---- Data supplied
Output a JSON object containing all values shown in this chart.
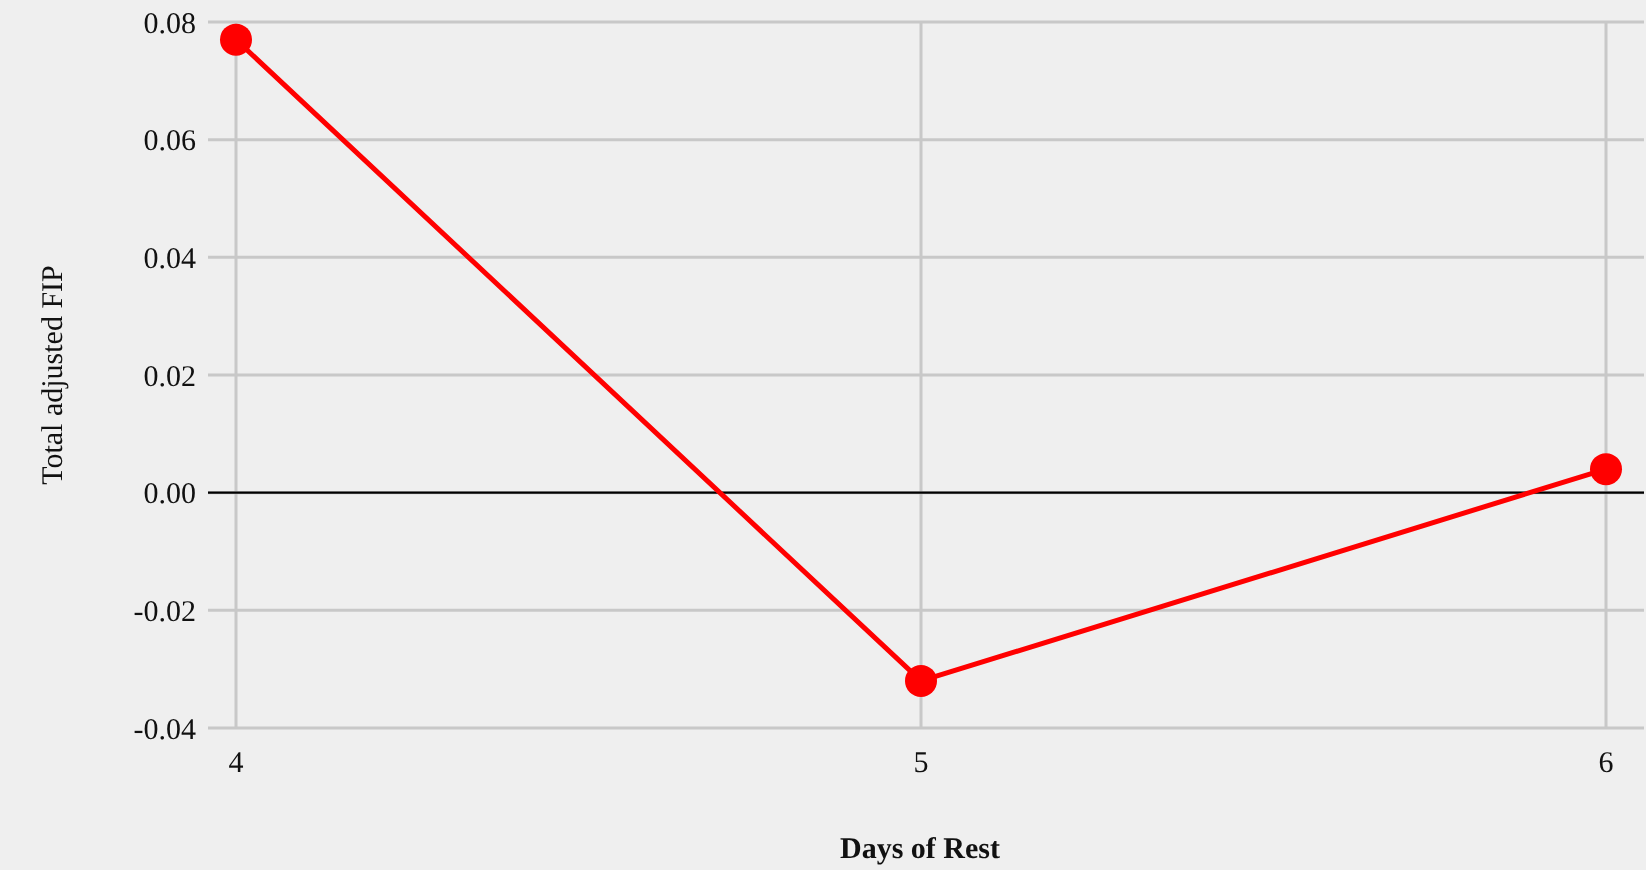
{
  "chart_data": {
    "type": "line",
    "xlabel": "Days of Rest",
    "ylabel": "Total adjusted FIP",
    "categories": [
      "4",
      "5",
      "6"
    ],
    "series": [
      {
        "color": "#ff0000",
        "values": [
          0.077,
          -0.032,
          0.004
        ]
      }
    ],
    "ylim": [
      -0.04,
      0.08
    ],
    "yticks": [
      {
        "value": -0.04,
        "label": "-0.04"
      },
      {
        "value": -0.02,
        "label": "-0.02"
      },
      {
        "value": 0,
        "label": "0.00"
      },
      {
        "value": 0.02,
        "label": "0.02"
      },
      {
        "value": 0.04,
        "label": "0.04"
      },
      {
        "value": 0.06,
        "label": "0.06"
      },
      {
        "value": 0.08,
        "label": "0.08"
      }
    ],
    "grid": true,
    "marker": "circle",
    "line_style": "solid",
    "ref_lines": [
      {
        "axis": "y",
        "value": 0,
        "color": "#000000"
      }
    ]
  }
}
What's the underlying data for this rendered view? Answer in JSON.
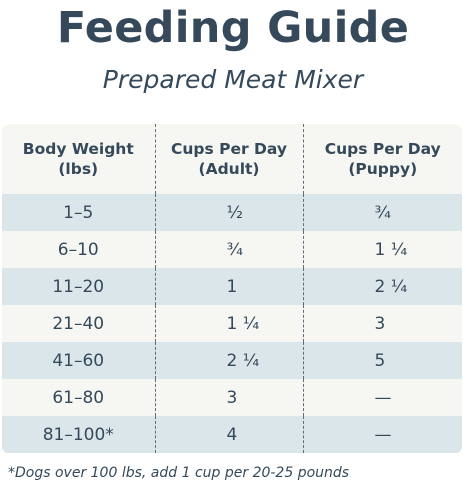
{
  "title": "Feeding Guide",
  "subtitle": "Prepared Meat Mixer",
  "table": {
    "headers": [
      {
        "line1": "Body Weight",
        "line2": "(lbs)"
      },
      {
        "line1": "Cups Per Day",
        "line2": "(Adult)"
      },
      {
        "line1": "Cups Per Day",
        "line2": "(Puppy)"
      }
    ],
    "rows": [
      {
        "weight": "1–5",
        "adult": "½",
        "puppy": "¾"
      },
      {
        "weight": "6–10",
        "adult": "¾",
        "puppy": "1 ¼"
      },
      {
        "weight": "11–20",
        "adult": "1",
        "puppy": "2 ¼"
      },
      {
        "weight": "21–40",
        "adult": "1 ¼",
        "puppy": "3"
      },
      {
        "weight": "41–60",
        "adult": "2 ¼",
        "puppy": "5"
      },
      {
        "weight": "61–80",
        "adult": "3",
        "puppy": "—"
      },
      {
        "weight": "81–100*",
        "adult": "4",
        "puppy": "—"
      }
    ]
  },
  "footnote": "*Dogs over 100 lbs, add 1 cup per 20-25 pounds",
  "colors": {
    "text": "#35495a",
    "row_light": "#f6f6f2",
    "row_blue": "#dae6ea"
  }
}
--------
▶ _Exercise task_:
Reproduce each record from above exactly; pictures do not belong in the copy.

▶ _Complete answer_:
Output a JSON object containing all values shown in this chart.
{
  "chart_data": {
    "type": "line",
    "xlabel": "Days of Rest",
    "ylabel": "Total adjusted FIP",
    "categories": [
      "4",
      "5",
      "6"
    ],
    "series": [
      {
        "color": "#ff0000",
        "values": [
          0.077,
          -0.032,
          0.004
        ]
      }
    ],
    "ylim": [
      -0.04,
      0.08
    ],
    "yticks": [
      {
        "value": -0.04,
        "label": "-0.04"
      },
      {
        "value": -0.02,
        "label": "-0.02"
      },
      {
        "value": 0,
        "label": "0.00"
      },
      {
        "value": 0.02,
        "label": "0.02"
      },
      {
        "value": 0.04,
        "label": "0.04"
      },
      {
        "value": 0.06,
        "label": "0.06"
      },
      {
        "value": 0.08,
        "label": "0.08"
      }
    ],
    "grid": true,
    "marker": "circle",
    "line_style": "solid",
    "ref_lines": [
      {
        "axis": "y",
        "value": 0,
        "color": "#000000"
      }
    ]
  }
}
What's the underlying data for this rendered view? Answer in JSON.
{
  "title": "Feeding Guide",
  "subtitle": "Prepared Meat Mixer",
  "table": {
    "headers": [
      {
        "line1": "Body Weight",
        "line2": "(lbs)"
      },
      {
        "line1": "Cups Per Day",
        "line2": "(Adult)"
      },
      {
        "line1": "Cups Per Day",
        "line2": "(Puppy)"
      }
    ],
    "rows": [
      {
        "weight": "1–5",
        "adult": "½",
        "puppy": "¾"
      },
      {
        "weight": "6–10",
        "adult": "¾",
        "puppy": "1 ¼"
      },
      {
        "weight": "11–20",
        "adult": "1",
        "puppy": "2 ¼"
      },
      {
        "weight": "21–40",
        "adult": "1 ¼",
        "puppy": "3"
      },
      {
        "weight": "41–60",
        "adult": "2 ¼",
        "puppy": "5"
      },
      {
        "weight": "61–80",
        "adult": "3",
        "puppy": "—"
      },
      {
        "weight": "81–100*",
        "adult": "4",
        "puppy": "—"
      }
    ]
  },
  "footnote": "*Dogs over 100 lbs, add 1 cup per 20-25 pounds",
  "colors": {
    "text": "#35495a",
    "row_light": "#f6f6f2",
    "row_blue": "#dae6ea"
  }
}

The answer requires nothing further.